>> start Records to process
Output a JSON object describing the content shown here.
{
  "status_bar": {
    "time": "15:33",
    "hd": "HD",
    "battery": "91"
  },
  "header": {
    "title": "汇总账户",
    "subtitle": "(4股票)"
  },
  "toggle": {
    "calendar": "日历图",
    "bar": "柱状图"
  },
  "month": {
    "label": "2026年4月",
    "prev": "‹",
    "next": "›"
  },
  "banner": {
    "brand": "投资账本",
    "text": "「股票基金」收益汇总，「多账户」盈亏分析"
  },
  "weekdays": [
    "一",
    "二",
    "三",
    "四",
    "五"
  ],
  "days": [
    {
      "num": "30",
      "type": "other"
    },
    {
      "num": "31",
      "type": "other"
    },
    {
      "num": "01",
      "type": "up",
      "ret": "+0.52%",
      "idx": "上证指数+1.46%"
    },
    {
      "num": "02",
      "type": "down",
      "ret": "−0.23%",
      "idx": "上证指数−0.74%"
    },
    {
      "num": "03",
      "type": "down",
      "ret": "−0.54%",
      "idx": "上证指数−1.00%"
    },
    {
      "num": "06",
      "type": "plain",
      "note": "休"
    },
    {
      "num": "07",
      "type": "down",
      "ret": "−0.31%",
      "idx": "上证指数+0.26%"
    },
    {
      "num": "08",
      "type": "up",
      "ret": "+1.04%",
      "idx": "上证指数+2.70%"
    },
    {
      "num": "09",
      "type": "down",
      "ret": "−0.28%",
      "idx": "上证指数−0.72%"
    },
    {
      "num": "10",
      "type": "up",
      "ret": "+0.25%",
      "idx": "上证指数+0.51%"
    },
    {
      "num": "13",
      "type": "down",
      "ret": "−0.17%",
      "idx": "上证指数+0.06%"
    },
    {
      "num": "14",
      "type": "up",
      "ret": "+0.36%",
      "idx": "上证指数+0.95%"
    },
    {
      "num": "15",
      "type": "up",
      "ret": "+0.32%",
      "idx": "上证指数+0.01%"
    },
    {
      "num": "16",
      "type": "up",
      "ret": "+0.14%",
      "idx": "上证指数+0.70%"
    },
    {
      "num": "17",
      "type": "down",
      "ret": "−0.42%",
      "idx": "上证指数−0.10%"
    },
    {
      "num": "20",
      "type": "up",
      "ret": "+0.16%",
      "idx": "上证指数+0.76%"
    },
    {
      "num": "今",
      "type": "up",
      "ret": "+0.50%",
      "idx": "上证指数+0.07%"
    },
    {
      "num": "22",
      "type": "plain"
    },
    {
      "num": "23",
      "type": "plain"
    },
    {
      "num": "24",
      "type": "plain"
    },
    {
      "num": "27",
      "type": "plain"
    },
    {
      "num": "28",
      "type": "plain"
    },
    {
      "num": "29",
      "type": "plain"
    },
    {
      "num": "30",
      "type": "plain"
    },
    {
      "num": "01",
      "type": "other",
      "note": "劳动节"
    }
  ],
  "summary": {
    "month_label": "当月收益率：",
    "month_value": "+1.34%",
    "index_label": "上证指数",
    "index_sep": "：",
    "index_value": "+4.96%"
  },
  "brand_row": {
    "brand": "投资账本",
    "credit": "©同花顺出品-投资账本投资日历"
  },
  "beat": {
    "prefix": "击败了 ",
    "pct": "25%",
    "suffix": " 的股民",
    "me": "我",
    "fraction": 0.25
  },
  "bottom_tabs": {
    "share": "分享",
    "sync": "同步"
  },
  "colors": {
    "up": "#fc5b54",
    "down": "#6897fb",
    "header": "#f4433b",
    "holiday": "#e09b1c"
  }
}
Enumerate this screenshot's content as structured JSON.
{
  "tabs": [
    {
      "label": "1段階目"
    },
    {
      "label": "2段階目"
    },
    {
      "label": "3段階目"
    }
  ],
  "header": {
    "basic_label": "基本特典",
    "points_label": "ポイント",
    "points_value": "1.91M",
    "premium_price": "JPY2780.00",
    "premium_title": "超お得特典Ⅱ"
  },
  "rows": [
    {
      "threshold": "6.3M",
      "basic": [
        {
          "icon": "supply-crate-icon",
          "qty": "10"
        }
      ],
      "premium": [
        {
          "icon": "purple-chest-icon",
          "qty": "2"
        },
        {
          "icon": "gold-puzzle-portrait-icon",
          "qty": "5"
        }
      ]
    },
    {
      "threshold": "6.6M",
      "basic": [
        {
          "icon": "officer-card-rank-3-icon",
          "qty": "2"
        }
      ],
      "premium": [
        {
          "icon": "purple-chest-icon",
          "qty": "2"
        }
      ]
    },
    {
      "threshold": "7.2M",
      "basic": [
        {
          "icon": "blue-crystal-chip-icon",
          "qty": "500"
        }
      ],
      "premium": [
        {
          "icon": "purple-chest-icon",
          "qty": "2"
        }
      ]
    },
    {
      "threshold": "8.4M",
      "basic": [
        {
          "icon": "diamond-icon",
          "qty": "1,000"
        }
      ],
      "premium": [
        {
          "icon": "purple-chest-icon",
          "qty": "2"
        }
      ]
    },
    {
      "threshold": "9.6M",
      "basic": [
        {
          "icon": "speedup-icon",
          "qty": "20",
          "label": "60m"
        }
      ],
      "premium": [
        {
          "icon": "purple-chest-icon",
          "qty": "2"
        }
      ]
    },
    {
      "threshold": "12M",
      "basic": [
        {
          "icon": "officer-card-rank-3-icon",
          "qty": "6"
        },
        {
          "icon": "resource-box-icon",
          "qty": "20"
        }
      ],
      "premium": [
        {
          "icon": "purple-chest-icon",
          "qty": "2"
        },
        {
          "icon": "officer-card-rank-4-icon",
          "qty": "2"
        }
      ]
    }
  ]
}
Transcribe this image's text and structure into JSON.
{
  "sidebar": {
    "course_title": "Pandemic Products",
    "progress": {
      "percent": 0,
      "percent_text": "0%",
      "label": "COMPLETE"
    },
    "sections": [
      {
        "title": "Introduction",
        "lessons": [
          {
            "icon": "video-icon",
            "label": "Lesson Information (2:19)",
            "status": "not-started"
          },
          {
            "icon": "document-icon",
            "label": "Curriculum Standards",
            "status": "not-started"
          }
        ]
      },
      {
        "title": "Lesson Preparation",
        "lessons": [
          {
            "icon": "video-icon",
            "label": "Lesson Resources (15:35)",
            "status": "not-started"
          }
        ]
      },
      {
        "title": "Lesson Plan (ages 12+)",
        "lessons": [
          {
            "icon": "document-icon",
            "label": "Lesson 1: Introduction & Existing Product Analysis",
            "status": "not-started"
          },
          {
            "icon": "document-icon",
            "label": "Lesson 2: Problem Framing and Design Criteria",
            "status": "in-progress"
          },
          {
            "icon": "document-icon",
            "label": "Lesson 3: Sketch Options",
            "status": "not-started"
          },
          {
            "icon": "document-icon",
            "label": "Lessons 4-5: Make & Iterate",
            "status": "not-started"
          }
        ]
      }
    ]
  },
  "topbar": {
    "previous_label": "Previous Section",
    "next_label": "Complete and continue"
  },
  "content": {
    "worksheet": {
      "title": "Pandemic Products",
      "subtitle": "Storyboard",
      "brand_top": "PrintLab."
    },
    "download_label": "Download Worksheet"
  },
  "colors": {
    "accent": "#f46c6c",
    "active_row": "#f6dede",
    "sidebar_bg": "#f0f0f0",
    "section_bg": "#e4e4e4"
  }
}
>> end Records to process
Directions for this task: Return the listing above in its exact form.

Answer for this exercise:
Output a JSON object describing the content shown here.
{
  "status_bar": {
    "time": "15:33",
    "hd": "HD",
    "battery": "91"
  },
  "header": {
    "title": "汇总账户",
    "subtitle": "(4股票)"
  },
  "toggle": {
    "calendar": "日历图",
    "bar": "柱状图"
  },
  "month": {
    "label": "2026年4月",
    "prev": "‹",
    "next": "›"
  },
  "banner": {
    "brand": "投资账本",
    "text": "「股票基金」收益汇总，「多账户」盈亏分析"
  },
  "weekdays": [
    "一",
    "二",
    "三",
    "四",
    "五"
  ],
  "days": [
    {
      "num": "30",
      "type": "other"
    },
    {
      "num": "31",
      "type": "other"
    },
    {
      "num": "01",
      "type": "up",
      "ret": "+0.52%",
      "idx": "上证指数+1.46%"
    },
    {
      "num": "02",
      "type": "down",
      "ret": "−0.23%",
      "idx": "上证指数−0.74%"
    },
    {
      "num": "03",
      "type": "down",
      "ret": "−0.54%",
      "idx": "上证指数−1.00%"
    },
    {
      "num": "06",
      "type": "plain",
      "note": "休"
    },
    {
      "num": "07",
      "type": "down",
      "ret": "−0.31%",
      "idx": "上证指数+0.26%"
    },
    {
      "num": "08",
      "type": "up",
      "ret": "+1.04%",
      "idx": "上证指数+2.70%"
    },
    {
      "num": "09",
      "type": "down",
      "ret": "−0.28%",
      "idx": "上证指数−0.72%"
    },
    {
      "num": "10",
      "type": "up",
      "ret": "+0.25%",
      "idx": "上证指数+0.51%"
    },
    {
      "num": "13",
      "type": "down",
      "ret": "−0.17%",
      "idx": "上证指数+0.06%"
    },
    {
      "num": "14",
      "type": "up",
      "ret": "+0.36%",
      "idx": "上证指数+0.95%"
    },
    {
      "num": "15",
      "type": "up",
      "ret": "+0.32%",
      "idx": "上证指数+0.01%"
    },
    {
      "num": "16",
      "type": "up",
      "ret": "+0.14%",
      "idx": "上证指数+0.70%"
    },
    {
      "num": "17",
      "type": "down",
      "ret": "−0.42%",
      "idx": "上证指数−0.10%"
    },
    {
      "num": "20",
      "type": "up",
      "ret": "+0.16%",
      "idx": "上证指数+0.76%"
    },
    {
      "num": "今",
      "type": "up",
      "ret": "+0.50%",
      "idx": "上证指数+0.07%"
    },
    {
      "num": "22",
      "type": "plain"
    },
    {
      "num": "23",
      "type": "plain"
    },
    {
      "num": "24",
      "type": "plain"
    },
    {
      "num": "27",
      "type": "plain"
    },
    {
      "num": "28",
      "type": "plain"
    },
    {
      "num": "29",
      "type": "plain"
    },
    {
      "num": "30",
      "type": "plain"
    },
    {
      "num": "01",
      "type": "other",
      "note": "劳动节"
    }
  ],
  "summary": {
    "month_label": "当月收益率：",
    "month_value": "+1.34%",
    "index_label": "上证指数",
    "index_sep": "：",
    "index_value": "+4.96%"
  },
  "brand_row": {
    "brand": "投资账本",
    "credit": "©同花顺出品-投资账本投资日历"
  },
  "beat": {
    "prefix": "击败了 ",
    "pct": "25%",
    "suffix": " 的股民",
    "me": "我",
    "fraction": 0.25
  },
  "bottom_tabs": {
    "share": "分享",
    "sync": "同步"
  },
  "colors": {
    "up": "#fc5b54",
    "down": "#6897fb",
    "header": "#f4433b",
    "holiday": "#e09b1c"
  }
}
Enumerate this screenshot's content as structured JSON.
{
  "tabs": [
    {
      "label": "1段階目"
    },
    {
      "label": "2段階目"
    },
    {
      "label": "3段階目"
    }
  ],
  "header": {
    "basic_label": "基本特典",
    "points_label": "ポイント",
    "points_value": "1.91M",
    "premium_price": "JPY2780.00",
    "premium_title": "超お得特典Ⅱ"
  },
  "rows": [
    {
      "threshold": "6.3M",
      "basic": [
        {
          "icon": "supply-crate-icon",
          "qty": "10"
        }
      ],
      "premium": [
        {
          "icon": "purple-chest-icon",
          "qty": "2"
        },
        {
          "icon": "gold-puzzle-portrait-icon",
          "qty": "5"
        }
      ]
    },
    {
      "threshold": "6.6M",
      "basic": [
        {
          "icon": "officer-card-rank-3-icon",
          "qty": "2"
        }
      ],
      "premium": [
        {
          "icon": "purple-chest-icon",
          "qty": "2"
        }
      ]
    },
    {
      "threshold": "7.2M",
      "basic": [
        {
          "icon": "blue-crystal-chip-icon",
          "qty": "500"
        }
      ],
      "premium": [
        {
          "icon": "purple-chest-icon",
          "qty": "2"
        }
      ]
    },
    {
      "threshold": "8.4M",
      "basic": [
        {
          "icon": "diamond-icon",
          "qty": "1,000"
        }
      ],
      "premium": [
        {
          "icon": "purple-chest-icon",
          "qty": "2"
        }
      ]
    },
    {
      "threshold": "9.6M",
      "basic": [
        {
          "icon": "speedup-icon",
          "qty": "20",
          "label": "60m"
        }
      ],
      "premium": [
        {
          "icon": "purple-chest-icon",
          "qty": "2"
        }
      ]
    },
    {
      "threshold": "12M",
      "basic": [
        {
          "icon": "officer-card-rank-3-icon",
          "qty": "6"
        },
        {
          "icon": "resource-box-icon",
          "qty": "20"
        }
      ],
      "premium": [
        {
          "icon": "purple-chest-icon",
          "qty": "2"
        },
        {
          "icon": "officer-card-rank-4-icon",
          "qty": "2"
        }
      ]
    }
  ]
}
Transcribe this image's text and structure into JSON.
{
  "sidebar": {
    "course_title": "Pandemic Products",
    "progress": {
      "percent": 0,
      "percent_text": "0%",
      "label": "COMPLETE"
    },
    "sections": [
      {
        "title": "Introduction",
        "lessons": [
          {
            "icon": "video-icon",
            "label": "Lesson Information (2:19)",
            "status": "not-started"
          },
          {
            "icon": "document-icon",
            "label": "Curriculum Standards",
            "status": "not-started"
          }
        ]
      },
      {
        "title": "Lesson Preparation",
        "lessons": [
          {
            "icon": "video-icon",
            "label": "Lesson Resources (15:35)",
            "status": "not-started"
          }
        ]
      },
      {
        "title": "Lesson Plan (ages 12+)",
        "lessons": [
          {
            "icon": "document-icon",
            "label": "Lesson 1: Introduction & Existing Product Analysis",
            "status": "not-started"
          },
          {
            "icon": "document-icon",
            "label": "Lesson 2: Problem Framing and Design Criteria",
            "status": "in-progress"
          },
          {
            "icon": "document-icon",
            "label": "Lesson 3: Sketch Options",
            "status": "not-started"
          },
          {
            "icon": "document-icon",
            "label": "Lessons 4-5: Make & Iterate",
            "status": "not-started"
          }
        ]
      }
    ]
  },
  "topbar": {
    "previous_label": "Previous Section",
    "next_label": "Complete and continue"
  },
  "content": {
    "worksheet": {
      "title": "Pandemic Products",
      "subtitle": "Storyboard",
      "brand_top": "PrintLab."
    },
    "download_label": "Download Worksheet"
  },
  "colors": {
    "accent": "#f46c6c",
    "active_row": "#f6dede",
    "sidebar_bg": "#f0f0f0",
    "section_bg": "#e4e4e4"
  }
}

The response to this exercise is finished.